- _Exercise text_
******************************
Malaria deaths worldwide have fallen by 60 percent since 2000, the UN said yesterday, with improved diagnostic tests and the distribution of mosquito nets aiding dramatic progress against the disease.
Fifteen years ago, an estimated 262 million malaria cases killed nearly 840,000 people.
Projections for this year indicate that about 214 million cases are likely to cause 438,000 deaths, according to a joint report by the WHO and the UN’s International Children’s Emergency Fund (UNICEF).
“Global malaria control is one of the great public health success stories of the past 15 years,” WHO Director-General Margaret Chan (陳馮富珍) said.
Had malaria infection and death rates remained unchanged since 2000, another 6.2 million people would have died, according to the report.
“We can beat this ancient killer,” Chan said in a statement, adding that children aged five or younger make up the overwhelming majority of malaria victims.
Most of the gains were recorded in Asia and the Caucasus, but in Africa the picture was less encouraging.
Sub-Saharan nations accounted for nearly 80 percent of global malaria deaths this year and efforts to curb infection rates in the region lagged substantially behind other parts of the world.
Chan and UNICEF executive director Anthony Lake said that because of this “uneven” progress, more attention and resources had to be paid to the hardest hit nations.
******************************
- _Exercises to complete_
1. Reproduce word for word the portion of the malaria article that begins with the words containing "Fifteen years ago, an" and ends with "to the report.".
2. Carry on the malaria article, picking up right after its final sentence.

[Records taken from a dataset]
******************************
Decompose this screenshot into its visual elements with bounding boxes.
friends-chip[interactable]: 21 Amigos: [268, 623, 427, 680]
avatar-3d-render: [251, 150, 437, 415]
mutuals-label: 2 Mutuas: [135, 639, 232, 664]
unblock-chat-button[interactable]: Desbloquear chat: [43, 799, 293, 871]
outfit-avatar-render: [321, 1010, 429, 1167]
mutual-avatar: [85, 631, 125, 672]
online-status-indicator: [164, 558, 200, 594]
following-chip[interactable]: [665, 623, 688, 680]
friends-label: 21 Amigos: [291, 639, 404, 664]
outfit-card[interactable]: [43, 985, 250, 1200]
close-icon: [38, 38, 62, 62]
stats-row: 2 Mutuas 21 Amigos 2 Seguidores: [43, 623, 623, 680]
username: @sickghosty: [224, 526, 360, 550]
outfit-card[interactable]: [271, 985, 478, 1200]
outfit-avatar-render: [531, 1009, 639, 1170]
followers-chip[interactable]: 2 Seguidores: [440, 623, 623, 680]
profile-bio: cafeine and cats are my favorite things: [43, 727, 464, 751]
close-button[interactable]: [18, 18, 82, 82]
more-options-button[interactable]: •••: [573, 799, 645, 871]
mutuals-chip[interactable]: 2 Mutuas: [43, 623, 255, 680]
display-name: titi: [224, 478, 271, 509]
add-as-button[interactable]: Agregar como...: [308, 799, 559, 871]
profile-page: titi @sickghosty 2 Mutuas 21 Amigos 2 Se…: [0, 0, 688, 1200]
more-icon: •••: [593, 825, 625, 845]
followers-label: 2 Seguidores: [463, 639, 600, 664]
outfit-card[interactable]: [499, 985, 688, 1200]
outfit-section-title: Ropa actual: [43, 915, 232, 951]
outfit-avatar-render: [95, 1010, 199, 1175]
******************************
- _Task results_
1.
Fifteen years ago, an estimated 262 million malaria cases killed nearly 840,000 people.
Projections for this year indicate that about 214 million cases are likely to cause 438,000 deaths, according to a joint report by the WHO and the UN’s International Children’s Emergency Fund (UNICEF).
“Global malaria control is one of the great public health success stories of the past 15 years,” WHO Director-General Margaret Chan (陳馮富珍) said.
Had malaria infection and death rates remained unchanged since 2000, another 6.2 million people would have died, according to the report.

2.
“Eliminating malaria on a global scale is possible — but only if we overcome these barriers and accelerate progress,” Lake and Chan said in a joint statement.
At the start of the millennium, less than 2 percent of children aged five or younger were sleeping under the specialized nets, a figure that has risen to 68 percent over the past 15 years.
Nets have also gotten better, the report said, citing new technology developed since 2000 that eliminated the need for insecticide to be reapplied every few years.
The introduction of new testing kits that give fast and accurate results has helped medical workers in the developing world distinguish between malarial and non-malarial fevers more quickly, “enabling more timely and appropriate treatment,” the report said.
Funding for malaria has increased 20-fold since 2000, the WHO and UNICEF said, but they added that more resources were needed to step up the fight against the disease.
The two UN agencies set a target to reduce infections by another 90 percent by 2030.